* [Short task]: Return the entries below in their exact form, leaving the pictures out.

(Data records)
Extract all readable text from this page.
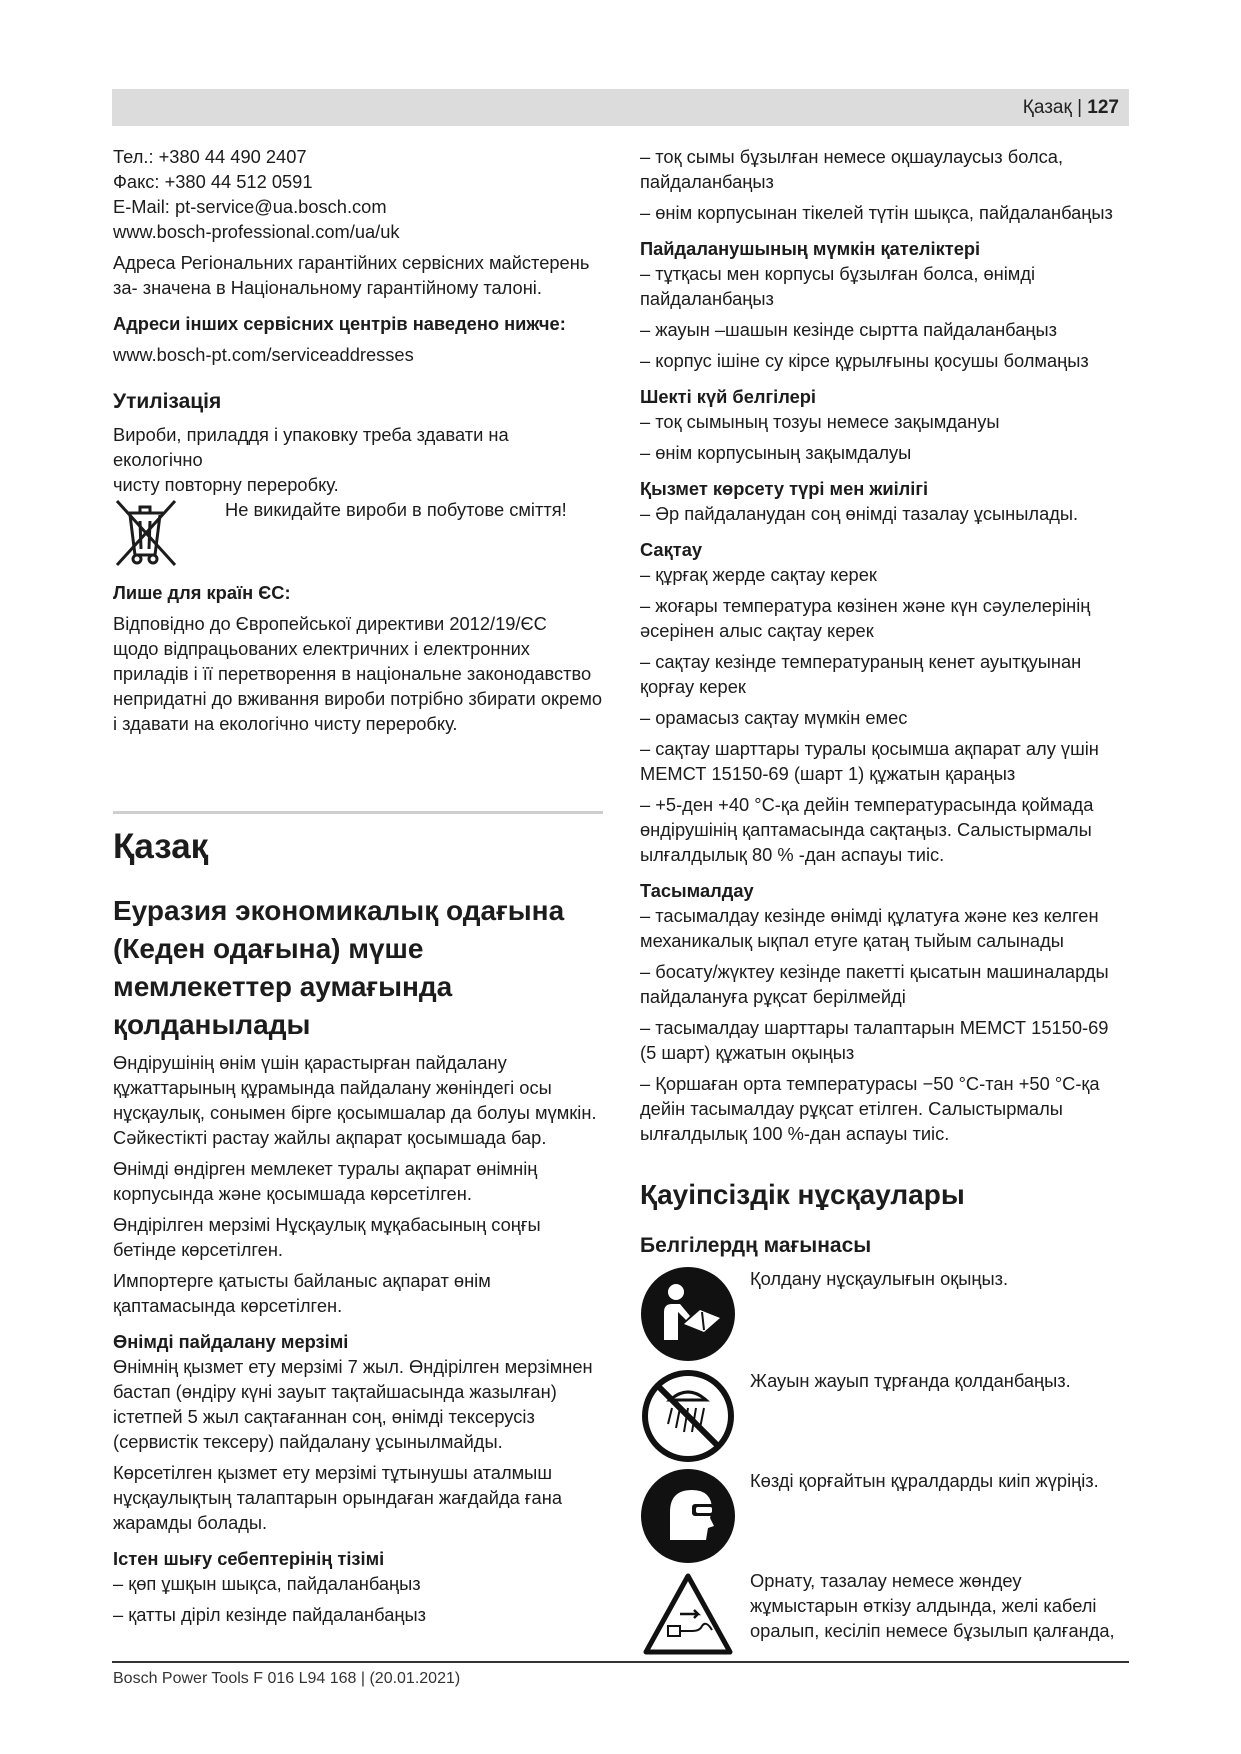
Қазақ | 127

Тел.: +380 44 490 2407

Факс: +380 44 512 0591

E-Mail: pt-service@ua.bosch.com

www.bosch-professional.com/ua/uk

Адреса Регіональних гарантійних сервісних майстерень

за- значена в Національному гарантійному талоні.

Адреси інших сервісних центрів наведено нижче:

www.bosch-pt.com/serviceaddresses

Утилізація

Вироби, приладдя і упаковку треба здавати на екологічно

чисту повторну переробку.

Не викидайте вироби в побутове сміття!

Лише для країн ЄС:

Відповідно до Європейської директиви 2012/19/ЄС

щодо відпрацьованих електричних і електронних

приладів і її перетворення в національне законодавство

непридатні до вживання вироби потрібно збирати окремо

і здавати на екологічно чисту переробку.

Қазақ

Еуразия экономикалық одағына

(Кеден одағына) мүше

мемлекеттер аумағында

қолданылады

Өндірушінің өнім үшін қарастырған пайдалану

құжаттарының құрамында пайдалану жөніндегі осы

нұсқаулық, сонымен бірге қосымшалар да болуы мүмкін.

Сәйкестікті растау жайлы ақпарат қосымшада бар.

Өнімді өндірген мемлекет туралы ақпарат өнімнің

корпусында және қосымшада көрсетілген.

Өндірілген мерзімі Нұсқаулық мұқабасының соңғы

бетінде көрсетілген.

Импортерге қатысты байланыс ақпарат өнім

қаптамасында көрсетілген.

Өнімді пайдалану мерзімі

Өнімнің қызмет ету мерзімі 7 жыл. Өндірілген мерзімнен

бастап (өндіру күні зауыт тақтайшасында жазылған)

істетпей 5 жыл сақтағаннан соң, өнімді тексерусіз

(сервистік тексеру) пайдалану ұсынылмайды.

Көрсетілген қызмет ету мерзімі тұтынушы аталмыш

нұсқаулықтың талаптарын орындаған жағдайда ғана

жарамды болады.

Істен шығу себептерінің тізімі

– қөп ұшқын шықса, пайдаланбаңыз

– қатты діріл кезінде пайдаланбаңыз

– тоқ сымы бұзылған немесе оқшаулаусыз болса,

пайдаланбаңыз

– өнім корпусынан тікелей түтін шықса, пайдаланбаңыз

Пайдаланушының мүмкін қателіктері

– тұтқасы мен корпусы бұзылған болса, өнімді

пайдаланбаңыз

– жауын –шашын кезінде сыртта пайдаланбаңыз

– корпус ішіне су кірсе құрылғыны қосушы болмаңыз

Шекті күй белгілері

– тоқ сымының тозуы немесе зақымдануы

– өнім корпусының зақымдалуы

Қызмет көрсету түрі мен жиілігі

– Әр пайдаланудан соң өнімді тазалау ұсынылады.

Сақтау

– құрғақ жерде сақтау керек

– жоғары температура көзінен және күн сәулелерінің

әсерінен алыс сақтау керек

– сақтау кезінде температураның кенет ауытқуынан

қорғау керек

– орамасыз сақтау мүмкін емес

– сақтау шарттары туралы қосымша ақпарат алу үшін

МЕМСТ 15150-69 (шарт 1) құжатын қараңыз

– +5-ден +40 °C-қа дейін температурасында қоймада

өндірушінің қаптамасында сақтаңыз. Салыстырмалы

ылғалдылық 80 % -дан аспауы тиіс.

Тасымалдау

– тасымалдау кезінде өнімді құлатуға және кез келген

механикалық ықпал етуге қатаң тыйым салынады

– босату/жүктеу кезінде пакетті қысатын машиналарды

пайдалануға рұқсат берілмейді

– тасымалдау шарттары талаптарын МЕМСТ 15150-69

(5 шарт) құжатын оқыңыз

– Қоршаған орта температурасы −50 °C-тан +50 °C-қа

дейін тасымалдау рұқсат етілген. Салыстырмалы

ылғалдылық 100 %-дан аспауы тиіс.

Қауіпсіздік нұсқаулары

Белгілердң мағынасы

Қолдану нұсқаулығын оқыңыз.

Жауын жауып тұрғанда қолданбаңыз.

Көзді қорғайтын құралдарды киіп жүріңіз.

Орнату, тазалау немесе жөндеу

жұмыстарын өткізу алдында, желі кабелі

оралып, кесіліп немесе бұзылып қалғанда,

Bosch Power Tools F 016 L94 168 | (20.01.2021)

* [Written answer]:
Extract all readable text from this page.
Қазақ | 127

Тел.: +380 44 490 2407

Факс: +380 44 512 0591

E-Mail: pt-service@ua.bosch.com

www.bosch-professional.com/ua/uk

Адреса Регіональних гарантійних сервісних майстерень

за- значена в Національному гарантійному талоні.

Адреси інших сервісних центрів наведено нижче:

www.bosch-pt.com/serviceaddresses

Утилізація

Вироби, приладдя і упаковку треба здавати на екологічно

чисту повторну переробку.

Не викидайте вироби в побутове сміття!

Лише для країн ЄС:

Відповідно до Європейської директиви 2012/19/ЄС

щодо відпрацьованих електричних і електронних

приладів і її перетворення в національне законодавство

непридатні до вживання вироби потрібно збирати окремо

і здавати на екологічно чисту переробку.

Қазақ

Еуразия экономикалық одағына

(Кеден одағына) мүше

мемлекеттер аумағында

қолданылады

Өндірушінің өнім үшін қарастырған пайдалану

құжаттарының құрамында пайдалану жөніндегі осы

нұсқаулық, сонымен бірге қосымшалар да болуы мүмкін.

Сәйкестікті растау жайлы ақпарат қосымшада бар.

Өнімді өндірген мемлекет туралы ақпарат өнімнің

корпусында және қосымшада көрсетілген.

Өндірілген мерзімі Нұсқаулық мұқабасының соңғы

бетінде көрсетілген.

Импортерге қатысты байланыс ақпарат өнім

қаптамасында көрсетілген.

Өнімді пайдалану мерзімі

Өнімнің қызмет ету мерзімі 7 жыл. Өндірілген мерзімнен

бастап (өндіру күні зауыт тақтайшасында жазылған)

істетпей 5 жыл сақтағаннан соң, өнімді тексерусіз

(сервистік тексеру) пайдалану ұсынылмайды.

Көрсетілген қызмет ету мерзімі тұтынушы аталмыш

нұсқаулықтың талаптарын орындаған жағдайда ғана

жарамды болады.

Істен шығу себептерінің тізімі

– қөп ұшқын шықса, пайдаланбаңыз

– қатты діріл кезінде пайдаланбаңыз

– тоқ сымы бұзылған немесе оқшаулаусыз болса,

пайдаланбаңыз

– өнім корпусынан тікелей түтін шықса, пайдаланбаңыз

Пайдаланушының мүмкін қателіктері

– тұтқасы мен корпусы бұзылған болса, өнімді

пайдаланбаңыз

– жауын –шашын кезінде сыртта пайдаланбаңыз

– корпус ішіне су кірсе құрылғыны қосушы болмаңыз

Шекті күй белгілері

– тоқ сымының тозуы немесе зақымдануы

– өнім корпусының зақымдалуы

Қызмет көрсету түрі мен жиілігі

– Әр пайдаланудан соң өнімді тазалау ұсынылады.

Сақтау

– құрғақ жерде сақтау керек

– жоғары температура көзінен және күн сәулелерінің

әсерінен алыс сақтау керек

– сақтау кезінде температураның кенет ауытқуынан

қорғау керек

– орамасыз сақтау мүмкін емес

– сақтау шарттары туралы қосымша ақпарат алу үшін

МЕМСТ 15150-69 (шарт 1) құжатын қараңыз

– +5-ден +40 °C-қа дейін температурасында қоймада

өндірушінің қаптамасында сақтаңыз. Салыстырмалы

ылғалдылық 80 % -дан аспауы тиіс.

Тасымалдау

– тасымалдау кезінде өнімді құлатуға және кез келген

механикалық ықпал етуге қатаң тыйым салынады

– босату/жүктеу кезінде пакетті қысатын машиналарды

пайдалануға рұқсат берілмейді

– тасымалдау шарттары талаптарын МЕМСТ 15150-69

(5 шарт) құжатын оқыңыз

– Қоршаған орта температурасы −50 °C-тан +50 °C-қа

дейін тасымалдау рұқсат етілген. Салыстырмалы

ылғалдылық 100 %-дан аспауы тиіс.

Қауіпсіздік нұсқаулары

Белгілердң мағынасы

Қолдану нұсқаулығын оқыңыз.

Жауын жауып тұрғанда қолданбаңыз.

Көзді қорғайтын құралдарды киіп жүріңіз.

Орнату, тазалау немесе жөндеу

жұмыстарын өткізу алдында, желі кабелі

оралып, кесіліп немесе бұзылып қалғанда,

Bosch Power Tools F 016 L94 168 | (20.01.2021)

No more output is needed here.